-- The problem --
Copy verbatim the lines in the items below, beginning at the line that contains "bar-sheen [367,310,510,327]" and stopping after the line that contains "bar-sheen [189,299,352,365]".

################

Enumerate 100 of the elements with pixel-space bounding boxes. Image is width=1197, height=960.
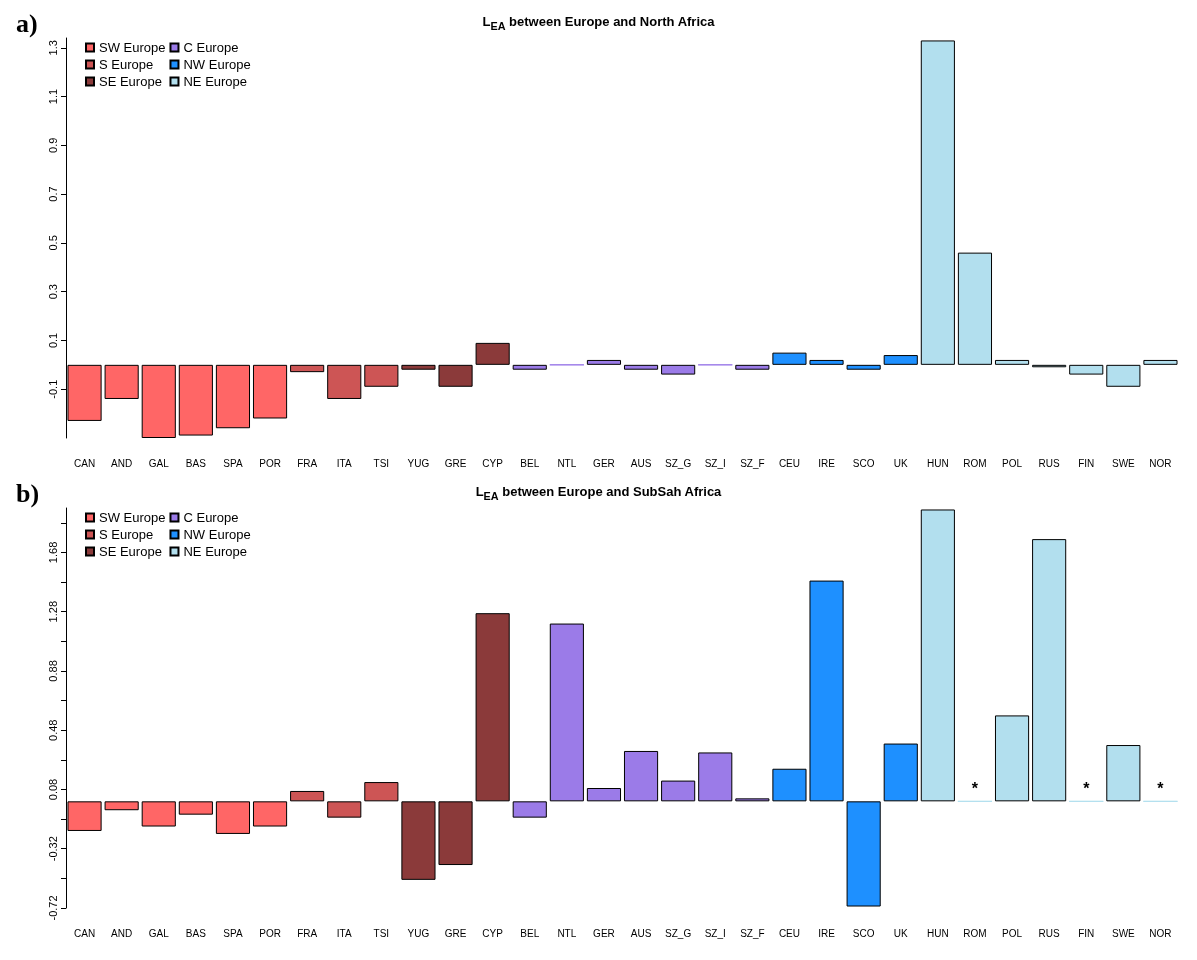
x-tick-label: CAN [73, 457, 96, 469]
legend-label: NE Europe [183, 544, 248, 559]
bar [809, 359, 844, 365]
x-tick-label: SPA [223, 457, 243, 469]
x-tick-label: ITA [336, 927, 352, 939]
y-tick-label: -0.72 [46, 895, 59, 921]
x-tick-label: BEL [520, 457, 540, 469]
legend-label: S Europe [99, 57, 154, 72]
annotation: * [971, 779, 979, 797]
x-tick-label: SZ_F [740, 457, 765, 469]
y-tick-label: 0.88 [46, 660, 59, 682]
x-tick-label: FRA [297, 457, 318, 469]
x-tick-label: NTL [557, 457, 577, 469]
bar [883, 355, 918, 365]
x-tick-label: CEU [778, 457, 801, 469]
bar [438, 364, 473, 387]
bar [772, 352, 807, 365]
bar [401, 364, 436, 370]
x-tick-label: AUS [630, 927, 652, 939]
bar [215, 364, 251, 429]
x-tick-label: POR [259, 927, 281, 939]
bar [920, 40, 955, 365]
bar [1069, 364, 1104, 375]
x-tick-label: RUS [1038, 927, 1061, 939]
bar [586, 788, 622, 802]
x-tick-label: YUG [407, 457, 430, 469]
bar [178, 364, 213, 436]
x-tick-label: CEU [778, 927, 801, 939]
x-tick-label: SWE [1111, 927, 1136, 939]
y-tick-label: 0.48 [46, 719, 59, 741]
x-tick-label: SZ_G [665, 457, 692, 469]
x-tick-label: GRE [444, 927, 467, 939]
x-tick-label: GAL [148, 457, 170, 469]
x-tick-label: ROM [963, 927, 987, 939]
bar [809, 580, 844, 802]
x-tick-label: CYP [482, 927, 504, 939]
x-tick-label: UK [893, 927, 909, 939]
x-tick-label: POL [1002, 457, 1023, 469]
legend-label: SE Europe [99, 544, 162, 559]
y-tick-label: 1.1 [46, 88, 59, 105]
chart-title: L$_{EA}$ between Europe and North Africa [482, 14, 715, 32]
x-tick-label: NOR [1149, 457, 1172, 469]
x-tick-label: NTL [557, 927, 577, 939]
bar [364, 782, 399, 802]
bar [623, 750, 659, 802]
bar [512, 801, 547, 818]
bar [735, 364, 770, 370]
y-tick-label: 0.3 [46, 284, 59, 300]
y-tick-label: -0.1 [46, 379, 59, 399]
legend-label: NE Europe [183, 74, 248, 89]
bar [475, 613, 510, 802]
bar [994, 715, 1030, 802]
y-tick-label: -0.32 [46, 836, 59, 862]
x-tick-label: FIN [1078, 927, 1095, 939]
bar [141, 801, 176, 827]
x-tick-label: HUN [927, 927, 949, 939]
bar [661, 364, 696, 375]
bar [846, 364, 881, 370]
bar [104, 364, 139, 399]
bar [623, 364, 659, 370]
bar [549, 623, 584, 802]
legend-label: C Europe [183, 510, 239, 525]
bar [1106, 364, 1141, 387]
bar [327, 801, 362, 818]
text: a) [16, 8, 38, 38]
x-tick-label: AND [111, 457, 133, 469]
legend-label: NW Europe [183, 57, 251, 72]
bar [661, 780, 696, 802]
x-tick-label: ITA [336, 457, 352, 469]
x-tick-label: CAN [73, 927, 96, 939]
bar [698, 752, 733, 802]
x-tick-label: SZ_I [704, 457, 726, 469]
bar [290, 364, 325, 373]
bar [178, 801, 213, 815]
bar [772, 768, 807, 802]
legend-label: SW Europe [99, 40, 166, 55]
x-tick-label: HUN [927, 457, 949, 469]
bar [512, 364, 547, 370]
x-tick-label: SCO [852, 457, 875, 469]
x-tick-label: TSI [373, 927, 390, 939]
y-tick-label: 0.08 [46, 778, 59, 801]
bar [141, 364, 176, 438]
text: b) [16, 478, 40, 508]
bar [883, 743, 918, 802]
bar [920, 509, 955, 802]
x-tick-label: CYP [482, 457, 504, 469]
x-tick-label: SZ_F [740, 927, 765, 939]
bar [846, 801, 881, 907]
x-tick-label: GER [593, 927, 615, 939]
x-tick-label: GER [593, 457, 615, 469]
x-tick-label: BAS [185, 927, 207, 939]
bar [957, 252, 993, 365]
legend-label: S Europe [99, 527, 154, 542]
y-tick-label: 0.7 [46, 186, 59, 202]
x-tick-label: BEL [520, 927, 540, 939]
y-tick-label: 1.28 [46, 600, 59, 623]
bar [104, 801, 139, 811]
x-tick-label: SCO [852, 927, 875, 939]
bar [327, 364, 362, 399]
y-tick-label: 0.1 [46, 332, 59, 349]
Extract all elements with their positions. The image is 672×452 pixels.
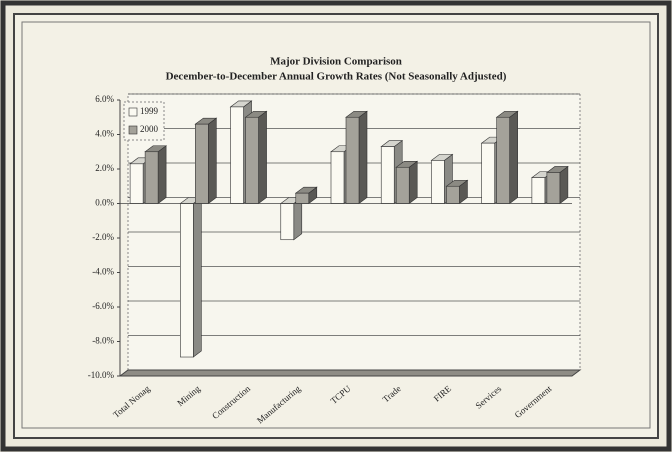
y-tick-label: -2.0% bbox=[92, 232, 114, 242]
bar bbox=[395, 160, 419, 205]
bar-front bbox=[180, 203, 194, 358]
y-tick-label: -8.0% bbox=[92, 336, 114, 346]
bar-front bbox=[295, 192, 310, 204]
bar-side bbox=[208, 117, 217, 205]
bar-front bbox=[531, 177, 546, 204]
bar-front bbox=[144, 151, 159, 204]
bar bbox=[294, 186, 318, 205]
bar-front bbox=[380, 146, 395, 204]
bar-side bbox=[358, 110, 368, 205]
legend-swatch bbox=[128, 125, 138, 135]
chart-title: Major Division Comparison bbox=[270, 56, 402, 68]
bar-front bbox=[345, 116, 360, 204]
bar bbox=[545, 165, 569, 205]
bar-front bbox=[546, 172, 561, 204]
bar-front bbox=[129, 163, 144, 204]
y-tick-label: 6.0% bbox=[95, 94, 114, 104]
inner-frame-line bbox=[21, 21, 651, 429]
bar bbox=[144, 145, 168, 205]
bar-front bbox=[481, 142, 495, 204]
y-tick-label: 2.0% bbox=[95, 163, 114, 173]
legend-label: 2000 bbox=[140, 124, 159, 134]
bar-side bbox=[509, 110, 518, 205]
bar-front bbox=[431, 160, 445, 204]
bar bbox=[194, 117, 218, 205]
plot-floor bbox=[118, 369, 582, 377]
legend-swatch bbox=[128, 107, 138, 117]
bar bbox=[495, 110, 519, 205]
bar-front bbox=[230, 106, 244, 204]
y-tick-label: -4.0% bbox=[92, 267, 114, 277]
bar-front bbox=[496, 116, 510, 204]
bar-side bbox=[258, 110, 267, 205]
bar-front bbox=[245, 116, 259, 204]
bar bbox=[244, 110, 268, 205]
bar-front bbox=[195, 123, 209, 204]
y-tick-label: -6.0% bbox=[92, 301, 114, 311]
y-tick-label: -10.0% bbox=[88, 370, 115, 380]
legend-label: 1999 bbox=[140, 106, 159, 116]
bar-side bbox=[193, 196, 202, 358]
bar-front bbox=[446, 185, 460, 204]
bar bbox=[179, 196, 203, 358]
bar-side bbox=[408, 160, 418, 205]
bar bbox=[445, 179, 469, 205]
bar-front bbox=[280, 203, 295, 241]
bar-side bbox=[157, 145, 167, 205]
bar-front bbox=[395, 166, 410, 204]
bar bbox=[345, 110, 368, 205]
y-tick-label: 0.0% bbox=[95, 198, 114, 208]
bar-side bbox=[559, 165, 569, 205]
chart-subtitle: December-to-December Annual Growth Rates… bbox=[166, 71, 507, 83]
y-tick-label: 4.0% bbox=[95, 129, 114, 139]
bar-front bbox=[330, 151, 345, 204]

################

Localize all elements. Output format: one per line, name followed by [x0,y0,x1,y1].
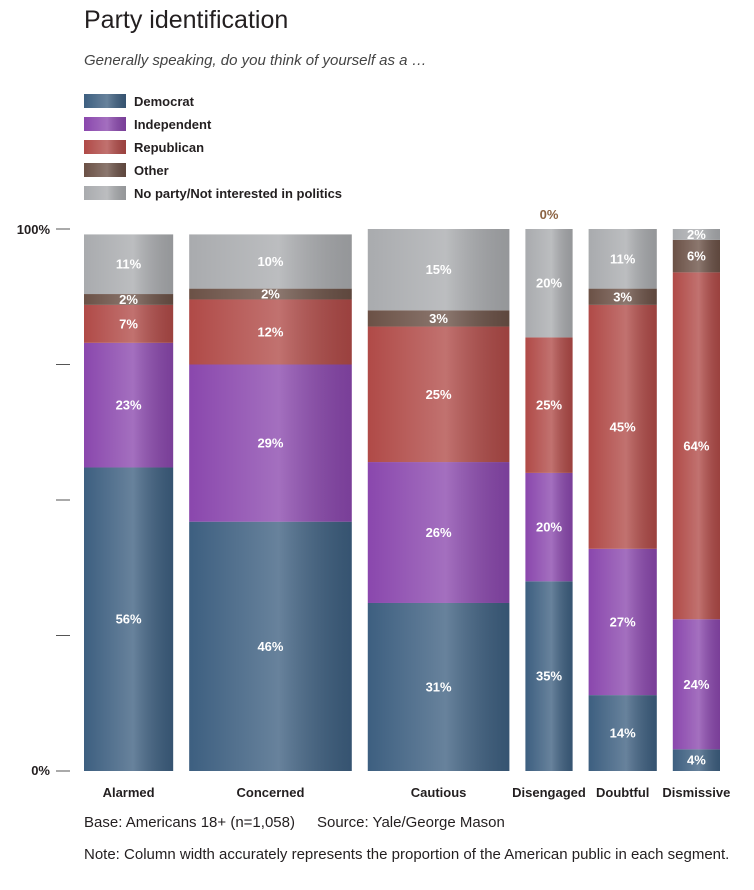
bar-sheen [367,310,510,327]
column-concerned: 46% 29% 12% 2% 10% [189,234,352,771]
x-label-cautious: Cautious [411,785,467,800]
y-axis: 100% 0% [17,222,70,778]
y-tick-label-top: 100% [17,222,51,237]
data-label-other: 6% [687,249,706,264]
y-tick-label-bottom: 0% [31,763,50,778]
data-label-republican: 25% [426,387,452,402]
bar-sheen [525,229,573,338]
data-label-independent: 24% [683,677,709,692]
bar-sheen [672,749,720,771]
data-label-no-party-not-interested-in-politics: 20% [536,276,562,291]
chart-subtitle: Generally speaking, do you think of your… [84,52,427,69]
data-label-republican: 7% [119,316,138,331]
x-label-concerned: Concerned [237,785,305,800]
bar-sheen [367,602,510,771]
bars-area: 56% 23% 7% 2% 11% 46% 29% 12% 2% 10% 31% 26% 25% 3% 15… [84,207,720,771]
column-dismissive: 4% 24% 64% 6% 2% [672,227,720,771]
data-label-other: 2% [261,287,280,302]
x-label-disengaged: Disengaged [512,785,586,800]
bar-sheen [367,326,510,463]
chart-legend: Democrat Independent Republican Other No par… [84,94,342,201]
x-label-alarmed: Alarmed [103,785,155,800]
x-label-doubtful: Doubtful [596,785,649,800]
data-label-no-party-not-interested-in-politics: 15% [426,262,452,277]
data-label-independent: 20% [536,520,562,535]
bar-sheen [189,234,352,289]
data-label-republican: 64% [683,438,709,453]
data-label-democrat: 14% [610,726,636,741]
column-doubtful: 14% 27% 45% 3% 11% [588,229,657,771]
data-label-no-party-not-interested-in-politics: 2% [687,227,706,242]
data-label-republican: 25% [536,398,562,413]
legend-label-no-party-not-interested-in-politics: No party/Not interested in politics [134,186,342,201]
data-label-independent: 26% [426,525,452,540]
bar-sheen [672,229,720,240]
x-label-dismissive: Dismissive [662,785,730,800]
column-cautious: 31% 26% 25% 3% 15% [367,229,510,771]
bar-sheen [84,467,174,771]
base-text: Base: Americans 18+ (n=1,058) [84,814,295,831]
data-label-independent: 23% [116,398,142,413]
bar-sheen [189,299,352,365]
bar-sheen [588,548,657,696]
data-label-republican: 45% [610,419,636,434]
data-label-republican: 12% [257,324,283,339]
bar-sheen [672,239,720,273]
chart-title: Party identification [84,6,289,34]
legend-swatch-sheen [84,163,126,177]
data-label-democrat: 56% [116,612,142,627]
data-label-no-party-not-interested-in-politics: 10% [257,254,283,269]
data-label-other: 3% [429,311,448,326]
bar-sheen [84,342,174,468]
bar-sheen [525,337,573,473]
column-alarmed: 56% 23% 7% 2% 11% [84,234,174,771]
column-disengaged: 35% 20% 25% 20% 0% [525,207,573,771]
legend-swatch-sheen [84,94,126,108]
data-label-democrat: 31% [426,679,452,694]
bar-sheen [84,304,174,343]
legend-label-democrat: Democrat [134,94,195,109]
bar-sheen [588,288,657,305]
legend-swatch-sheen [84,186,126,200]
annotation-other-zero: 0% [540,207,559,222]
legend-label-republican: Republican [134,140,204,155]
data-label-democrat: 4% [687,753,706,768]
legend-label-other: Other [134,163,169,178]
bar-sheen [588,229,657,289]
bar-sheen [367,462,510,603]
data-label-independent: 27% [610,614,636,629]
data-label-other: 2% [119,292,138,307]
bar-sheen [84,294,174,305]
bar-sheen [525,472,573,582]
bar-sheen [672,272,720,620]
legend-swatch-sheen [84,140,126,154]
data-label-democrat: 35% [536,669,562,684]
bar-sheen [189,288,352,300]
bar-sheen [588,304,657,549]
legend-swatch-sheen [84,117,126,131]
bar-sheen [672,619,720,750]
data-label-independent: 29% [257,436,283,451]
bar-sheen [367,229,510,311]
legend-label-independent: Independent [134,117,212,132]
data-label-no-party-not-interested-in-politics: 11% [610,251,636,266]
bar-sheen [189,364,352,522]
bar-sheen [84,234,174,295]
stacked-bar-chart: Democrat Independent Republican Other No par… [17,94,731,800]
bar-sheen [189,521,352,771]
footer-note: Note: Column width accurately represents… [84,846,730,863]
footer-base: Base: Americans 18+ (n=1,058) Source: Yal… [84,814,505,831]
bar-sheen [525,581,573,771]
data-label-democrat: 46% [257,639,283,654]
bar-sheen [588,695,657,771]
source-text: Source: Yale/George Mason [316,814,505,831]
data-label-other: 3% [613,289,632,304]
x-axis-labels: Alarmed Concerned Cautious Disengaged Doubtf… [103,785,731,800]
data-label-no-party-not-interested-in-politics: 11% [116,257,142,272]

################

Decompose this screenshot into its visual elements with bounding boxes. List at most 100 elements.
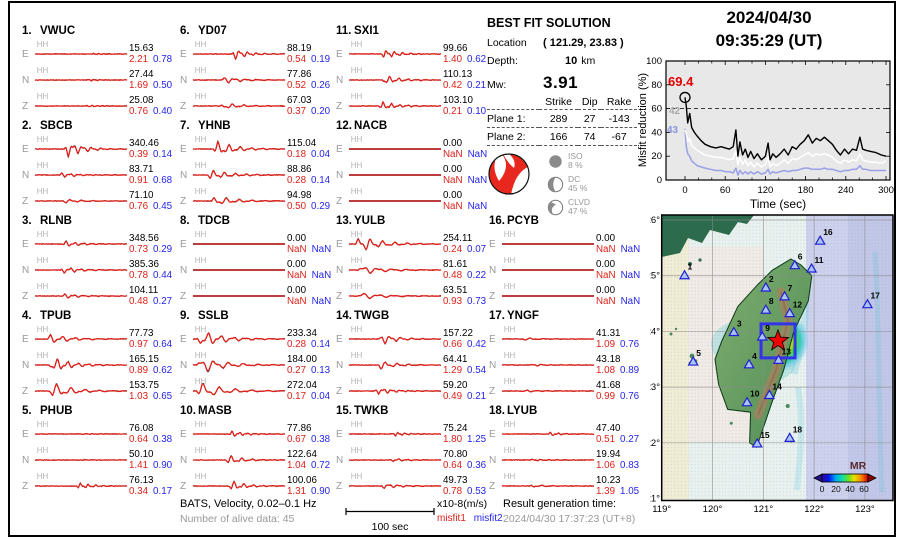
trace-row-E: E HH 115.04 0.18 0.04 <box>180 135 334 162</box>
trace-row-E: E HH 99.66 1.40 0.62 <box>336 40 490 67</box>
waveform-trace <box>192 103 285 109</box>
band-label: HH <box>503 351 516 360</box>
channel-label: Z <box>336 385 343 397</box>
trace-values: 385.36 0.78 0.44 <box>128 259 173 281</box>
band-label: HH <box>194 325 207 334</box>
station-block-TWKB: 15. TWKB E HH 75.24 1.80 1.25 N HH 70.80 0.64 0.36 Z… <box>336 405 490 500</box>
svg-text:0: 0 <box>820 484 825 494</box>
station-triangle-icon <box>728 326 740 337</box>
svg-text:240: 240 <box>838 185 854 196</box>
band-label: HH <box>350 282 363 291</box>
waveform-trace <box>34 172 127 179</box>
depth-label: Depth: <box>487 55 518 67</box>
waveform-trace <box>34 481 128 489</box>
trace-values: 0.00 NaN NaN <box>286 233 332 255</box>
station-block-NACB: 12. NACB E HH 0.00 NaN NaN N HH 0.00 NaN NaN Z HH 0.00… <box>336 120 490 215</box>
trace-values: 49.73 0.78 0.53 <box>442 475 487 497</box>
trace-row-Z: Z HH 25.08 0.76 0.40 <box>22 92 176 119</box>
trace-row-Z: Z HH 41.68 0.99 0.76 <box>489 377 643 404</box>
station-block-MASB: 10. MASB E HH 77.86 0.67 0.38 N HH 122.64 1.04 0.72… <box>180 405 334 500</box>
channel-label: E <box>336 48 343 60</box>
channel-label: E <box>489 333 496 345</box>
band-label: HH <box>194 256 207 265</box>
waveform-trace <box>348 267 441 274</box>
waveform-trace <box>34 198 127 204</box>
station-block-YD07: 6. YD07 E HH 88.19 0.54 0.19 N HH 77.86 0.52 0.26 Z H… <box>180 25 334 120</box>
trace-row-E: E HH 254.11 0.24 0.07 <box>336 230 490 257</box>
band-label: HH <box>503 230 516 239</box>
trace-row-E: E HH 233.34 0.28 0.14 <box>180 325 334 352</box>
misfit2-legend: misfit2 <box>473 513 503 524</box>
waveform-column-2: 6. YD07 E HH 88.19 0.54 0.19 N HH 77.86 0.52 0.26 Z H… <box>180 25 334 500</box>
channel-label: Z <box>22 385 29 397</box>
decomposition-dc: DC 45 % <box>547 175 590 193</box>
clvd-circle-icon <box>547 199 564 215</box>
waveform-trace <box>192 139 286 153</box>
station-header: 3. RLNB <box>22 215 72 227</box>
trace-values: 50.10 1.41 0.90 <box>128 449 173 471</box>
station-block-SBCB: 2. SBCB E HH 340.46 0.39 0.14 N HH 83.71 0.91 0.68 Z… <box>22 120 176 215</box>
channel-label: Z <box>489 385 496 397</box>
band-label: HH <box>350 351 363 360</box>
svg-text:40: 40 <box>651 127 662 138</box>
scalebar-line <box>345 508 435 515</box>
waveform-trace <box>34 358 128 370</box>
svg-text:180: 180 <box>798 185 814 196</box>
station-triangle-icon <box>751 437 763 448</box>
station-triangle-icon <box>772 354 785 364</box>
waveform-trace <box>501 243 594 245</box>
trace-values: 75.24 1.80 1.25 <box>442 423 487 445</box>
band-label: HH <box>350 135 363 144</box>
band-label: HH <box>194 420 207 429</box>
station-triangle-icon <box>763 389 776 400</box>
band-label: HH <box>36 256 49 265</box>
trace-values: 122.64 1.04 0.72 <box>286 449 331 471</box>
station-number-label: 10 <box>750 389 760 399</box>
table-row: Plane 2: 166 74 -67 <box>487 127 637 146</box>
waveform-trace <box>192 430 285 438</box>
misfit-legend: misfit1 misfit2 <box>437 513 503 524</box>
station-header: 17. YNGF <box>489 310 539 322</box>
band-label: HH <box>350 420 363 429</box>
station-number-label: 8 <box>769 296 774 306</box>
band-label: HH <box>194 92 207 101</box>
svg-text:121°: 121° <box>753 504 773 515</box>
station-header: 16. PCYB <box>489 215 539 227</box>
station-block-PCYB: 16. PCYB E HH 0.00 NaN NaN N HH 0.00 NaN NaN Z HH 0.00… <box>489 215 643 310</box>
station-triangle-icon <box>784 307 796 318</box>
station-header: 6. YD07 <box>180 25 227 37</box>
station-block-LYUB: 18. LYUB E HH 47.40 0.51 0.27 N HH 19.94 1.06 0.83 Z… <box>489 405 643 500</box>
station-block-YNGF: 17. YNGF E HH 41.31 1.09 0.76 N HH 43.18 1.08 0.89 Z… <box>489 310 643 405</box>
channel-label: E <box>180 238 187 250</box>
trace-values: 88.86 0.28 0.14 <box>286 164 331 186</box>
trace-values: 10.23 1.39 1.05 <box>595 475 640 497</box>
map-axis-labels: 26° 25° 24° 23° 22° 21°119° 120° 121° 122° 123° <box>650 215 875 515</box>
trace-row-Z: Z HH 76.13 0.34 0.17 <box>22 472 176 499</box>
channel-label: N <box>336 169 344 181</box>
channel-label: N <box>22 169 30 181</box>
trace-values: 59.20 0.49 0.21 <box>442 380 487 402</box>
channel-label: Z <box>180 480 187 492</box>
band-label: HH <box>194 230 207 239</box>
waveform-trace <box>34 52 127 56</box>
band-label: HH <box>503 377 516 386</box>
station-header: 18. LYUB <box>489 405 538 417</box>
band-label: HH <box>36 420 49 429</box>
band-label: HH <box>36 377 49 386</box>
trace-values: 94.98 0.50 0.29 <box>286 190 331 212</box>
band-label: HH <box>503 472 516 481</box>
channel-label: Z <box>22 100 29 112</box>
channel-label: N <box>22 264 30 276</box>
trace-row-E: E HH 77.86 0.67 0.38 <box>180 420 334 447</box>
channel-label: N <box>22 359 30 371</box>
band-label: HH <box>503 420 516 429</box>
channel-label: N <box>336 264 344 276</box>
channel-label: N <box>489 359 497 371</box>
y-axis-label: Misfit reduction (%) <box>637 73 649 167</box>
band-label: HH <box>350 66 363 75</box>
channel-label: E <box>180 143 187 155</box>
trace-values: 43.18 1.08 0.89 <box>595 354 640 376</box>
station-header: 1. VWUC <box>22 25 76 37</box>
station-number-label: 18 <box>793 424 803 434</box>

################

-- Finished answer --
bar-sheen [367,310,510,327]
column-concerned: 46% 29% 12% 2% 10% [189,234,352,771]
x-label-cautious: Cautious [411,785,467,800]
y-axis: 100% 0% [17,222,70,778]
y-tick-label-top: 100% [17,222,51,237]
data-label-other: 6% [687,249,706,264]
y-tick-label-bottom: 0% [31,763,50,778]
data-label-republican: 25% [426,387,452,402]
bar-sheen [525,229,573,338]
data-label-independent: 24% [683,677,709,692]
bar-sheen [672,749,720,771]
data-label-no-party-not-interested-in-politics: 20% [536,276,562,291]
chart-subtitle: Generally speaking, do you think of your… [84,52,427,69]
data-label-republican: 7% [119,316,138,331]
x-label-concerned: Concerned [237,785,305,800]
bar-sheen [367,602,510,771]
bars-area: 56% 23% 7% 2% 11% 46% 29% 12% 2% 10% 31% 26% 25% 3% 15… [84,207,720,771]
column-dismissive: 4% 24% 64% 6% 2% [672,227,720,771]
data-label-other: 2% [261,287,280,302]
x-label-disengaged: Disengaged [512,785,586,800]
bar-sheen [367,326,510,463]
chart-legend: Democrat Independent Republican Other No par… [84,94,342,201]
x-label-alarmed: Alarmed [103,785,155,800]
x-label-doubtful: Doubtful [596,785,649,800]
data-label-no-party-not-interested-in-politics: 15% [426,262,452,277]
data-label-independent: 20% [536,520,562,535]
bar-sheen [189,234,352,289]
data-label-republican: 64% [683,438,709,453]
data-label-democrat: 14% [610,726,636,741]
column-doubtful: 14% 27% 45% 3% 11% [588,229,657,771]
data-label-no-party-not-interested-in-politics: 2% [687,227,706,242]
data-label-republican: 25% [536,398,562,413]
legend-label-no-party-not-interested-in-politics: No party/Not interested in politics [134,186,342,201]
data-label-independent: 26% [426,525,452,540]
bar-sheen [672,229,720,240]
x-label-dismissive: Dismissive [662,785,730,800]
column-cautious: 31% 26% 25% 3% 15% [367,229,510,771]
bar-sheen [84,467,174,771]
base-text: Base: Americans 18+ (n=1,058) [84,814,295,831]
data-label-independent: 23% [116,398,142,413]
bar-sheen [189,299,352,365]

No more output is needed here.